[BEGIN Source]
The areas planned for the highest densities are basically limited to certain principle areas, including the sites in proximity to the planned multimodal transit hub facility and also those sites a the center of the Entertainment District.  The "Base Densities" referenced in the plans show what the existing GLUP designations contemplate for density, and are shown on the Base Density Map.  The plan models a 61% increase in density for Crystal City over the life of the plan, but rather than calling out specific densities caps for specific sites, density under the Crystal City Sector Plan will be controlled by bulk restrictions, shown on plans for height, setbacks, bulk angles, tower coverage, massing, etc.  Land use is set forth on the plan's new Land Use Map, and required on-street retail space is shown on the Retail Frontage Map.

Of particular interest in the plan is the "...addition of a dedicated surface transit-way to Crystal City's existing [transit] system...," that will include a streetcar or trolley system.  The recommended alignment for this system is shown here, as well as a new eastern entrance to the Crystal City Metro Station.  A multi-modal transfer hub facility (shown here) is planned to connect metro, VRE, bus and trolley systems at the location of the existing entrance to the Crystal City Metro Station.

One of the most unique things about Crystal City has always been the Crystal City Underground which connects a lot of Crystal City for pedestrians via a network of tunnels, underground and interior  spaces.   While the plan guides how retail, pedestrian systems and planned open space will make use of these existing features, most of the Underground is contemplated as remaining in place.

The Crystal City Sector is also going to be one of the proving grounds for Arlington's currently developing Community Energy Plan, with carbon reduction and sustainability as some of the major plan objectives, as well as incorporating the proposed streetcar/trolley system's energy needs in Crystal City's district energy plans.
[END Source]
[BEGIN Supplied data]
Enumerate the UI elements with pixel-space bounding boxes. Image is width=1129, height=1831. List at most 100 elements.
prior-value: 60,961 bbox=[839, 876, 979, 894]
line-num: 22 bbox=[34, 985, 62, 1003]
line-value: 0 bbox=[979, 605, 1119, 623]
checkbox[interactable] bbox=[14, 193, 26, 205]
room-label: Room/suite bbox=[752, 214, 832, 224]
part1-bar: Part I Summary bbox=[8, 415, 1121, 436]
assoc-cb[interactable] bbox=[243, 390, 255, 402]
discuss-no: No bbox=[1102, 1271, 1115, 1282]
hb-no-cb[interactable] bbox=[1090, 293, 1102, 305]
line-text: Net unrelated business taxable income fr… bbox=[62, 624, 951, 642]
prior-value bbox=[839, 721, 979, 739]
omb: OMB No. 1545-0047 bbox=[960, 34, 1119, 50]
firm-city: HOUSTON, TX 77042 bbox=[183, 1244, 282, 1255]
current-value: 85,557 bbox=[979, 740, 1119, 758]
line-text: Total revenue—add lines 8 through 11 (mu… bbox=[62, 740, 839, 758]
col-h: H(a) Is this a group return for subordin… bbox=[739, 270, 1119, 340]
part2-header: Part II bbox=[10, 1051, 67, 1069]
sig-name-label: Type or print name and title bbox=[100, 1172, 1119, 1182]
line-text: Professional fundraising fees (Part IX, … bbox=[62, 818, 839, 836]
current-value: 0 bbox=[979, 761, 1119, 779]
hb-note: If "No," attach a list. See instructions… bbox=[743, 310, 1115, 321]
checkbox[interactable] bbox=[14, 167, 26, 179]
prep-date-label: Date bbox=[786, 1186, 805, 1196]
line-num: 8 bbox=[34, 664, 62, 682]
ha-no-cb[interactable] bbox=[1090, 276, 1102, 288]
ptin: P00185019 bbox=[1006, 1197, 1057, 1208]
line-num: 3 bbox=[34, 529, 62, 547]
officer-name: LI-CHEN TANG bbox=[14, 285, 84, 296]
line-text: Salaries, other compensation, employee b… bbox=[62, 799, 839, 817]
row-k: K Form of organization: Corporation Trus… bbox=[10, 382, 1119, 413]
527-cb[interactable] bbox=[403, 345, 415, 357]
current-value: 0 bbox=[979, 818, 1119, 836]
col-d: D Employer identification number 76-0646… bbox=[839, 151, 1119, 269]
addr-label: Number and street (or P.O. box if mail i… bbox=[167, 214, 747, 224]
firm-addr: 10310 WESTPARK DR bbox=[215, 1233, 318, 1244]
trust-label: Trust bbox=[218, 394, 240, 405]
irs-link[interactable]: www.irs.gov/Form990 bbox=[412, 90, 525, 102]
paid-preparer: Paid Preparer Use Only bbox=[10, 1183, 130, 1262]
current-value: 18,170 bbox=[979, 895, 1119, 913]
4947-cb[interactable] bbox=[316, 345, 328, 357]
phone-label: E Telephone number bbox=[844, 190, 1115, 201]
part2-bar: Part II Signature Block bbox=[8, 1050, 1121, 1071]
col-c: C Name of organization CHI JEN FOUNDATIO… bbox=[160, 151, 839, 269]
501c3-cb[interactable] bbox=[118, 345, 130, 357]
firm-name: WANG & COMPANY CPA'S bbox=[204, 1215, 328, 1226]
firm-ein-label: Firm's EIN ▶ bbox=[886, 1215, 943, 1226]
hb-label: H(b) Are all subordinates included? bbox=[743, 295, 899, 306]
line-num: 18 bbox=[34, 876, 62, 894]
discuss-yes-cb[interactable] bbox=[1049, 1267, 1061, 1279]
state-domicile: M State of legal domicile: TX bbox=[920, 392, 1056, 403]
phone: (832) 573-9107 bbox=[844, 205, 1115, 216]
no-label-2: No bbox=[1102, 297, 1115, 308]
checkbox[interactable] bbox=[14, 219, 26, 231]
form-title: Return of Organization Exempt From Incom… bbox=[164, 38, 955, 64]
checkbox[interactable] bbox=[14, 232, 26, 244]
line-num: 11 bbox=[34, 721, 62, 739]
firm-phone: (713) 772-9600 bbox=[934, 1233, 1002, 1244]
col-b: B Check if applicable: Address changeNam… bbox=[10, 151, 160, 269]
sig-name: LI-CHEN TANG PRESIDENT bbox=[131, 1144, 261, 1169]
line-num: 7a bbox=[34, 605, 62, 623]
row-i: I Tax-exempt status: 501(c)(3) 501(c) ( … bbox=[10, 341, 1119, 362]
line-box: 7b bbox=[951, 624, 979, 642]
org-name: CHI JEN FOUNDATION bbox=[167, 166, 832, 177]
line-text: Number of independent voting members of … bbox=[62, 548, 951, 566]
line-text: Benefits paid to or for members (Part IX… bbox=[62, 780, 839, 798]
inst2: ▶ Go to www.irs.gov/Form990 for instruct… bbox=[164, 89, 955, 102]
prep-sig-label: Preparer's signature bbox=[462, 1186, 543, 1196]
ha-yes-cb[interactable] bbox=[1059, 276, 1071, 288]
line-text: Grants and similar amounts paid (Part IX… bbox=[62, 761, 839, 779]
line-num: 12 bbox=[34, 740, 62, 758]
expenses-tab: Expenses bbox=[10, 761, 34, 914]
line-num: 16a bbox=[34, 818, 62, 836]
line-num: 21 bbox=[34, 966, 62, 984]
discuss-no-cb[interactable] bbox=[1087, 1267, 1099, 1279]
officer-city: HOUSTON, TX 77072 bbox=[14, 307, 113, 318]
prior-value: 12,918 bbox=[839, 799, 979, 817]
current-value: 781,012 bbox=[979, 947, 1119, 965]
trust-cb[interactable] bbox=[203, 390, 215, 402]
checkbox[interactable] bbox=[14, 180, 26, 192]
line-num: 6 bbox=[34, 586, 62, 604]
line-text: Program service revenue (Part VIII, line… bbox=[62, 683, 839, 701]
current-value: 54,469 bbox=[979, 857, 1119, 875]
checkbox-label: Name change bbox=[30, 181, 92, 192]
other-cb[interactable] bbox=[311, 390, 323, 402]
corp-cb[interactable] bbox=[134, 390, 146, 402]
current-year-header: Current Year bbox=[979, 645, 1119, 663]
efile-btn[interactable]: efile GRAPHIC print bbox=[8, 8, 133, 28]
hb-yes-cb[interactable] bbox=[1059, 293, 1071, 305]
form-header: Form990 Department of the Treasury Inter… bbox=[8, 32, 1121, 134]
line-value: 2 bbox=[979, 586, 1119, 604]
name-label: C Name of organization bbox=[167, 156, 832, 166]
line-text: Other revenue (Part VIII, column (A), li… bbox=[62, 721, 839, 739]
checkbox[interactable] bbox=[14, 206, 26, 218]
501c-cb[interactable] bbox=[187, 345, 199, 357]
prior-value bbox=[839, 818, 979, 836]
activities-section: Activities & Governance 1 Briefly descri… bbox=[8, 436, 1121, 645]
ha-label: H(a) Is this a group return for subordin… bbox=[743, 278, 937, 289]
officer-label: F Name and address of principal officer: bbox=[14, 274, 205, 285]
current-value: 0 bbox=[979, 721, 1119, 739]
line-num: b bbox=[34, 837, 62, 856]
[END Supplied data]
Given task A: In the Crystal City plan text, what does it say the multimodal transfer hub is for, and where will it be built?
Given task B: Give again the part of the Crystal City plan text that begins at the words "One of the most" and ends after "district energy plans.".

Task answer A: The hub is planned to connect the Metro, VRE, bus and trolley systems. It will sit at the location of the existing entrance to the Crystal City Metro Station.

Task answer B:
One of the most unique things about Crystal City has always been the Crystal City Underground which connects a lot of Crystal City for pedestrians via a network of tunnels, underground and interior  spaces.   While the plan guides how retail, pedestrian systems and planned open space will make use of these existing features, most of the Underground is contemplated as remaining in place.

The Crystal City Sector is also going to be one of the proving grounds for Arlington's currently developing Community Energy Plan, with carbon reduction and sustainability as some of the major plan objectives, as well as incorporating the proposed streetcar/trolley system's energy needs in Crystal City's district energy plans.